= Problem description =
Identify every line containing the word "quarter" and reproduce each one.

[start]

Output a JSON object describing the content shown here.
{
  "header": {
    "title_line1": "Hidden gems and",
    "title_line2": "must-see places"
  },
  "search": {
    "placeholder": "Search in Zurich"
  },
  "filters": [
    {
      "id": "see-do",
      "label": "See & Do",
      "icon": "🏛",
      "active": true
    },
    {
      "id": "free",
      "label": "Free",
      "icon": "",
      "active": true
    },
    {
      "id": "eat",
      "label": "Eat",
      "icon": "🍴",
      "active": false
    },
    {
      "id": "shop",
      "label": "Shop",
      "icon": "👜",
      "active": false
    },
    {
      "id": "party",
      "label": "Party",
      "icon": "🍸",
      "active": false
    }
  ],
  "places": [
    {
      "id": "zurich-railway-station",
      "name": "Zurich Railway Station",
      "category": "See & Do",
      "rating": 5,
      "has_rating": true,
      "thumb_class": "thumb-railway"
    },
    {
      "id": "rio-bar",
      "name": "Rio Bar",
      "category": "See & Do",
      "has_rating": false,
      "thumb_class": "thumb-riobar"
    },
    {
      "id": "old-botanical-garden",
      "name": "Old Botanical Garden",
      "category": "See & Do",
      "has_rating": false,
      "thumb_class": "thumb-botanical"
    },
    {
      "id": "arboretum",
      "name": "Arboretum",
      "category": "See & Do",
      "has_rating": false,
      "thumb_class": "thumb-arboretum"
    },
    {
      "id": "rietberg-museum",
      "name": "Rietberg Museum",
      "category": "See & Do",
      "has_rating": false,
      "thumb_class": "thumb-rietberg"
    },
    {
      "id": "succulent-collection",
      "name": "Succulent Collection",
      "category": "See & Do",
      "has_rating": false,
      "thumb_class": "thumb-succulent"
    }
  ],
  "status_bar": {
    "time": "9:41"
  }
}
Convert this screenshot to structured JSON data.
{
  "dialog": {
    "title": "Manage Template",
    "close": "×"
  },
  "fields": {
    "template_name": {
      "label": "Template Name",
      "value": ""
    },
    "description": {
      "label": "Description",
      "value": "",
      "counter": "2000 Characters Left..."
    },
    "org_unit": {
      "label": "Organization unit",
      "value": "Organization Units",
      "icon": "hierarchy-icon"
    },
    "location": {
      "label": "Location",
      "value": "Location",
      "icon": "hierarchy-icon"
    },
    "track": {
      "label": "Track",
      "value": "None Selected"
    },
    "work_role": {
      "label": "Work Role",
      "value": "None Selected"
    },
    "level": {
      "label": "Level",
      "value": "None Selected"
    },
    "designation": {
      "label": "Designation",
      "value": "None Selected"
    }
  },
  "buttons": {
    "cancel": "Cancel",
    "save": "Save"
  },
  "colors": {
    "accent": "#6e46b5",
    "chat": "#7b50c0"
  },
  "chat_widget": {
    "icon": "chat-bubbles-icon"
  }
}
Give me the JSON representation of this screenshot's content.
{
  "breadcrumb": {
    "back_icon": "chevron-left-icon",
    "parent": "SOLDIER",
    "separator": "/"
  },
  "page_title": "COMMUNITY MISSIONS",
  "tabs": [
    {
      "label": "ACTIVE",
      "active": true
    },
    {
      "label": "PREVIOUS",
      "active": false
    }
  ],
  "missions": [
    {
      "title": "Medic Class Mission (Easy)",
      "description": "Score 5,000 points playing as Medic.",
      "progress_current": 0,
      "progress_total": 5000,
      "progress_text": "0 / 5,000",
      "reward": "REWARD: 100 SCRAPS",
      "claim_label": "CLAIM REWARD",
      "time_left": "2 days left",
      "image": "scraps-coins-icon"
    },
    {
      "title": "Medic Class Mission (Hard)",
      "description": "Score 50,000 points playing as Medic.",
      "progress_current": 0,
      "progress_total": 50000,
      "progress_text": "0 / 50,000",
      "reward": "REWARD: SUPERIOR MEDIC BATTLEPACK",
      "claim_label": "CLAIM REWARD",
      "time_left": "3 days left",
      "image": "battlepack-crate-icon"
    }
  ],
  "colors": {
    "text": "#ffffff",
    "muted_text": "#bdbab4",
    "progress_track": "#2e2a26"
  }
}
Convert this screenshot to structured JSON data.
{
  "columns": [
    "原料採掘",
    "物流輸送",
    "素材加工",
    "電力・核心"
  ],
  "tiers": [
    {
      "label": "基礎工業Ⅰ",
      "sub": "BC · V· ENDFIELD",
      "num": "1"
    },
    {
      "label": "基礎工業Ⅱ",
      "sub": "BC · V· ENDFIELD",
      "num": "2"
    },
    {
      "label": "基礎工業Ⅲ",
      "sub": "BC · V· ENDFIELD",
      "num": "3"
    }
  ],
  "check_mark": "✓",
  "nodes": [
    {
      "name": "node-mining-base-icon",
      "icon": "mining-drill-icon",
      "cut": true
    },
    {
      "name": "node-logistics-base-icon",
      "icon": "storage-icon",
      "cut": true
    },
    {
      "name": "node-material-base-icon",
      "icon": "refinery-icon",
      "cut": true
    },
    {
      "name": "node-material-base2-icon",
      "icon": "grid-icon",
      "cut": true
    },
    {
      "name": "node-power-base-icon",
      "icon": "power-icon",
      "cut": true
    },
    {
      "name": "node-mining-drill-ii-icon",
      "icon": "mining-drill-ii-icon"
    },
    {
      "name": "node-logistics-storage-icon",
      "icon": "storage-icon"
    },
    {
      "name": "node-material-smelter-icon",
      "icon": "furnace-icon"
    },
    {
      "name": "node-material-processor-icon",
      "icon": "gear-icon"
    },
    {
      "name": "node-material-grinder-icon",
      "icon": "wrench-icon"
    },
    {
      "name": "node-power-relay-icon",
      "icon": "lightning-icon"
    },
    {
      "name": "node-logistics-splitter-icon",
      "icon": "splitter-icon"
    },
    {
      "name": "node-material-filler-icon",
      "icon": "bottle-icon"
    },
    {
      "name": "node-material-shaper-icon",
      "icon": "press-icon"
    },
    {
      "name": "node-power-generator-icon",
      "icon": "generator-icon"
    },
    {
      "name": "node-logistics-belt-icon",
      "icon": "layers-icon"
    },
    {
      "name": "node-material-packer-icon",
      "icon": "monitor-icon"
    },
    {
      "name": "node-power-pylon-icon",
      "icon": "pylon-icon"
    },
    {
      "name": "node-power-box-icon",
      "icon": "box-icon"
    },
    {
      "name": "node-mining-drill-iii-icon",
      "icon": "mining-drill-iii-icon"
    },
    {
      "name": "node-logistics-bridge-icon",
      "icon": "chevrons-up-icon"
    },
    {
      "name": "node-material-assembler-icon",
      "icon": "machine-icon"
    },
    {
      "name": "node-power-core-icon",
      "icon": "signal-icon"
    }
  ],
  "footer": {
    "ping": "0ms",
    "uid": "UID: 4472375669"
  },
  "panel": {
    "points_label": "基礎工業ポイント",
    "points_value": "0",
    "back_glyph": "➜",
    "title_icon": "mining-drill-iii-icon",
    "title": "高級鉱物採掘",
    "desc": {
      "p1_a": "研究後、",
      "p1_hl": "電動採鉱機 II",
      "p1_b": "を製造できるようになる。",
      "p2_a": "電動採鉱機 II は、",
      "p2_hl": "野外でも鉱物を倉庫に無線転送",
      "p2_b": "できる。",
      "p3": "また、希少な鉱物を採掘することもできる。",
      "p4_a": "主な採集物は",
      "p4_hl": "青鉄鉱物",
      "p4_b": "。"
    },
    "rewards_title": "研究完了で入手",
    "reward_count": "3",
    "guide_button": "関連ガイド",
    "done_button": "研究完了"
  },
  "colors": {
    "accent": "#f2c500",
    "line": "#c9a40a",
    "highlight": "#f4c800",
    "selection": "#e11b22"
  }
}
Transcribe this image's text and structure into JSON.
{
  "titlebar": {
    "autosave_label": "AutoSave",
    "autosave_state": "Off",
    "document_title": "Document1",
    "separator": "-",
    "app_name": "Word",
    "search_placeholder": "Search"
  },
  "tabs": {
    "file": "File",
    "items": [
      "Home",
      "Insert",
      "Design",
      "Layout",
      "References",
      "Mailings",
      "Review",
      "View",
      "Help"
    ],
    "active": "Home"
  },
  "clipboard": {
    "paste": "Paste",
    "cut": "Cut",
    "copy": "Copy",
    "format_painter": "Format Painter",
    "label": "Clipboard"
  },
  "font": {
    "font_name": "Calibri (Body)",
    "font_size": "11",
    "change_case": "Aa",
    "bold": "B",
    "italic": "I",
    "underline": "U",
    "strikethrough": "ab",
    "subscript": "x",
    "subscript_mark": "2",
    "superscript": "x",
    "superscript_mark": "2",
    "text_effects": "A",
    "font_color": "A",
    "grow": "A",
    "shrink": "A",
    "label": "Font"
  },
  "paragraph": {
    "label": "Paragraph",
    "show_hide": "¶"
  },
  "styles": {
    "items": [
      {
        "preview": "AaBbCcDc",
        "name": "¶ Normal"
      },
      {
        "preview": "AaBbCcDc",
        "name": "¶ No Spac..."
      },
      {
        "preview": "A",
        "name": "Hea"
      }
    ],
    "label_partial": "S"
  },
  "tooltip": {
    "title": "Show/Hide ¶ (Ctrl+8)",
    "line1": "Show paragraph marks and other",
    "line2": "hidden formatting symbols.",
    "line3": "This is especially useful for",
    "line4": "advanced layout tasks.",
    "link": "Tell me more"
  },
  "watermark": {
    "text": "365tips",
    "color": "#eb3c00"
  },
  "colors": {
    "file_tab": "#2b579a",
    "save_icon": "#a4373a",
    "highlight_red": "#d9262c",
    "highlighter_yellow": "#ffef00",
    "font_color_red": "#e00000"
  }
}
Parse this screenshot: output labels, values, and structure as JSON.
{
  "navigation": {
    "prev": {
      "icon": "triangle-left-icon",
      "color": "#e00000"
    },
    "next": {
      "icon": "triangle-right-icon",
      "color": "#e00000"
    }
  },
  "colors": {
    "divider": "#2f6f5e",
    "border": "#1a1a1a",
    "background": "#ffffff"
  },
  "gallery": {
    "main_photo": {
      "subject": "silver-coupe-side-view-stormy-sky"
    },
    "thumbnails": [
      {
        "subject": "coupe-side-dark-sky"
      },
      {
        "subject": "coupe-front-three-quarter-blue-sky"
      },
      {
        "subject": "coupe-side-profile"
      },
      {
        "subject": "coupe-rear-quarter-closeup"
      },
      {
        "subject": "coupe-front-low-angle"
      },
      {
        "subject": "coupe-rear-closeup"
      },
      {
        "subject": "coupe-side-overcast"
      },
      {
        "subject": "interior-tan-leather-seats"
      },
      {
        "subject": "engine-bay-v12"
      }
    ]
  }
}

[end]

= Task solution =
        "subject": "coupe-front-three-quarter-blue-sky"
        "subject": "coupe-rear-quarter-closeup"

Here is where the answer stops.